[Exercise objective]
Quote, without change, all of the lines that follow.

►

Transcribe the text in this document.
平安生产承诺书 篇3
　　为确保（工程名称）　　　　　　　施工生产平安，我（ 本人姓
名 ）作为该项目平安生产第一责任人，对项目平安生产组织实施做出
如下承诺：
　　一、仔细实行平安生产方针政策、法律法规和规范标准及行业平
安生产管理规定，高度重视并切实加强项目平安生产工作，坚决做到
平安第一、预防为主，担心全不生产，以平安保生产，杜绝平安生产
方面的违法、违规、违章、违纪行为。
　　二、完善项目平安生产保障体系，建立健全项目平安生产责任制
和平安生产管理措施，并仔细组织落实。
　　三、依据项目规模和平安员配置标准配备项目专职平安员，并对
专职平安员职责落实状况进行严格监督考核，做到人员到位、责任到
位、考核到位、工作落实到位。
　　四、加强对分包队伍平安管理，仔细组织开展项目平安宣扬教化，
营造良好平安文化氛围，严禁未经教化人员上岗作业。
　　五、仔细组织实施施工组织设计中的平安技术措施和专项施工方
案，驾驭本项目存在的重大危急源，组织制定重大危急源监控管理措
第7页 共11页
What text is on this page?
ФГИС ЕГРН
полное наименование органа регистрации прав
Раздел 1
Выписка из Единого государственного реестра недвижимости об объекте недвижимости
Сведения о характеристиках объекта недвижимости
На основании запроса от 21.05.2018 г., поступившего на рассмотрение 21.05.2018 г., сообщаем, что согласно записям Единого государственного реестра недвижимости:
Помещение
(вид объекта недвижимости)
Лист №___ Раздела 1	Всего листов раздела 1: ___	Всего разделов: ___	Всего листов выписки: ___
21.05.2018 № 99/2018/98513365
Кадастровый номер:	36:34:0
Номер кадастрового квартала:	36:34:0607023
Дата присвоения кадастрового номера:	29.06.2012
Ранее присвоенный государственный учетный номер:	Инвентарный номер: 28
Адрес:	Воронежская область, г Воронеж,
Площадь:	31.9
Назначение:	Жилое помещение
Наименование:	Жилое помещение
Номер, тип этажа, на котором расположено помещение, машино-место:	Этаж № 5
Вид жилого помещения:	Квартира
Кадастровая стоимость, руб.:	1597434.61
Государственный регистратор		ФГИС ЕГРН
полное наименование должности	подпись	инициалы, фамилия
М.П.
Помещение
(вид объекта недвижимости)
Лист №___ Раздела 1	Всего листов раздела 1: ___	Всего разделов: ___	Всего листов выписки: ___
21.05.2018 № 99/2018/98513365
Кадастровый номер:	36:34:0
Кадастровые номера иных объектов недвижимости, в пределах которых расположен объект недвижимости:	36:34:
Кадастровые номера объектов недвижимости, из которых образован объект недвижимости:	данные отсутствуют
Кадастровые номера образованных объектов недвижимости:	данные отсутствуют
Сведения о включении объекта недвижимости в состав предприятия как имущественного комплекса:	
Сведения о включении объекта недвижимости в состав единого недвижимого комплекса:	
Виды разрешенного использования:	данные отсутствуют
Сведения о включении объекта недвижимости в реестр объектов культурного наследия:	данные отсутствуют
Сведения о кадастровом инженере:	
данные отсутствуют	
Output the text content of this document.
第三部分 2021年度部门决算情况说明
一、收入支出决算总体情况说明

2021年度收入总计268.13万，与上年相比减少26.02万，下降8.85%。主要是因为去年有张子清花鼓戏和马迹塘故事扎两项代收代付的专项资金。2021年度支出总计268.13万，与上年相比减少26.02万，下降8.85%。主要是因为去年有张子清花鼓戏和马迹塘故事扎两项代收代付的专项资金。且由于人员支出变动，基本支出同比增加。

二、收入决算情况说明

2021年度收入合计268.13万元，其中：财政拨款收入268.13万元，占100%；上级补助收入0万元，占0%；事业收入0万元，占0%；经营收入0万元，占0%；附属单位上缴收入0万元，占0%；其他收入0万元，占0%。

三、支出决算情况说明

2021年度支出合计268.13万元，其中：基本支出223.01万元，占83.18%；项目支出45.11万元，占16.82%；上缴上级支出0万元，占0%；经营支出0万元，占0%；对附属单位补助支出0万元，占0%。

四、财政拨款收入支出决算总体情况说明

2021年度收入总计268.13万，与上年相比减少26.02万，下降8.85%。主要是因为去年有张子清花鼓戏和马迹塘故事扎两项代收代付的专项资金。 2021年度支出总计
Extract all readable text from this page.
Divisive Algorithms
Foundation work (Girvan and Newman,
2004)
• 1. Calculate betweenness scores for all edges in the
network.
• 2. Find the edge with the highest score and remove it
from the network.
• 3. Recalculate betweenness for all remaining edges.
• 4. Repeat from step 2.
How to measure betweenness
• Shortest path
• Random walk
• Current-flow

◄

[Output for this task]
Transcribe the text in this document.
平安生产承诺书 篇3
　　为确保（工程名称）　　　　　　　施工生产平安，我（ 本人姓
名 ）作为该项目平安生产第一责任人，对项目平安生产组织实施做出
如下承诺：
　　一、仔细实行平安生产方针政策、法律法规和规范标准及行业平
安生产管理规定，高度重视并切实加强项目平安生产工作，坚决做到
平安第一、预防为主，担心全不生产，以平安保生产，杜绝平安生产
方面的违法、违规、违章、违纪行为。
　　二、完善项目平安生产保障体系，建立健全项目平安生产责任制
和平安生产管理措施，并仔细组织落实。
　　三、依据项目规模和平安员配置标准配备项目专职平安员，并对
专职平安员职责落实状况进行严格监督考核，做到人员到位、责任到
位、考核到位、工作落实到位。
　　四、加强对分包队伍平安管理，仔细组织开展项目平安宣扬教化，
营造良好平安文化氛围，严禁未经教化人员上岗作业。
　　五、仔细组织实施施工组织设计中的平安技术措施和专项施工方
案，驾驭本项目存在的重大危急源，组织制定重大危急源监控管理措
第7页 共11页
What text is on this page?
ФГИС ЕГРН
полное наименование органа регистрации прав
Раздел 1
Выписка из Единого государственного реестра недвижимости об объекте недвижимости
Сведения о характеристиках объекта недвижимости
На основании запроса от 21.05.2018 г., поступившего на рассмотрение 21.05.2018 г., сообщаем, что согласно записям Единого государственного реестра недвижимости:
Помещение
(вид объекта недвижимости)
Лист №___ Раздела 1	Всего листов раздела 1: ___	Всего разделов: ___	Всего листов выписки: ___
21.05.2018 № 99/2018/98513365
Кадастровый номер:	36:34:0
Номер кадастрового квартала:	36:34:0607023
Дата присвоения кадастрового номера:	29.06.2012
Ранее присвоенный государственный учетный номер:	Инвентарный номер: 28
Адрес:	Воронежская область, г Воронеж,
Площадь:	31.9
Назначение:	Жилое помещение
Наименование:	Жилое помещение
Номер, тип этажа, на котором расположено помещение, машино-место:	Этаж № 5
Вид жилого помещения:	Квартира
Кадастровая стоимость, руб.:	1597434.61
Государственный регистратор		ФГИС ЕГРН
полное наименование должности	подпись	инициалы, фамилия
М.П.
Помещение
(вид объекта недвижимости)
Лист №___ Раздела 1	Всего листов раздела 1: ___	Всего разделов: ___	Всего листов выписки: ___
21.05.2018 № 99/2018/98513365
Кадастровый номер:	36:34:0
Кадастровые номера иных объектов недвижимости, в пределах которых расположен объект недвижимости:	36:34:
Кадастровые номера объектов недвижимости, из которых образован объект недвижимости:	данные отсутствуют
Кадастровые номера образованных объектов недвижимости:	данные отсутствуют
Сведения о включении объекта недвижимости в состав предприятия как имущественного комплекса:	
Сведения о включении объекта недвижимости в состав единого недвижимого комплекса:	
Виды разрешенного использования:	данные отсутствуют
Сведения о включении объекта недвижимости в реестр объектов культурного наследия:	данные отсутствуют
Сведения о кадастровом инженере:	
данные отсутствуют	
Output the text content of this document.
第三部分 2021年度部门决算情况说明
一、收入支出决算总体情况说明

2021年度收入总计268.13万，与上年相比减少26.02万，下降8.85%。主要是因为去年有张子清花鼓戏和马迹塘故事扎两项代收代付的专项资金。2021年度支出总计268.13万，与上年相比减少26.02万，下降8.85%。主要是因为去年有张子清花鼓戏和马迹塘故事扎两项代收代付的专项资金。且由于人员支出变动，基本支出同比增加。

二、收入决算情况说明

2021年度收入合计268.13万元，其中：财政拨款收入268.13万元，占100%；上级补助收入0万元，占0%；事业收入0万元，占0%；经营收入0万元，占0%；附属单位上缴收入0万元，占0%；其他收入0万元，占0%。

三、支出决算情况说明

2021年度支出合计268.13万元，其中：基本支出223.01万元，占83.18%；项目支出45.11万元，占16.82%；上缴上级支出0万元，占0%；经营支出0万元，占0%；对附属单位补助支出0万元，占0%。

四、财政拨款收入支出决算总体情况说明

2021年度收入总计268.13万，与上年相比减少26.02万，下降8.85%。主要是因为去年有张子清花鼓戏和马迹塘故事扎两项代收代付的专项资金。 2021年度支出总计
Extract all readable text from this page.
Divisive Algorithms
Foundation work (Girvan and Newman,
2004)
• 1. Calculate betweenness scores for all edges in the
network.
• 2. Find the edge with the highest score and remove it
from the network.
• 3. Recalculate betweenness for all remaining edges.
• 4. Repeat from step 2.
How to measure betweenness
• Shortest path
• Random walk
• Current-flow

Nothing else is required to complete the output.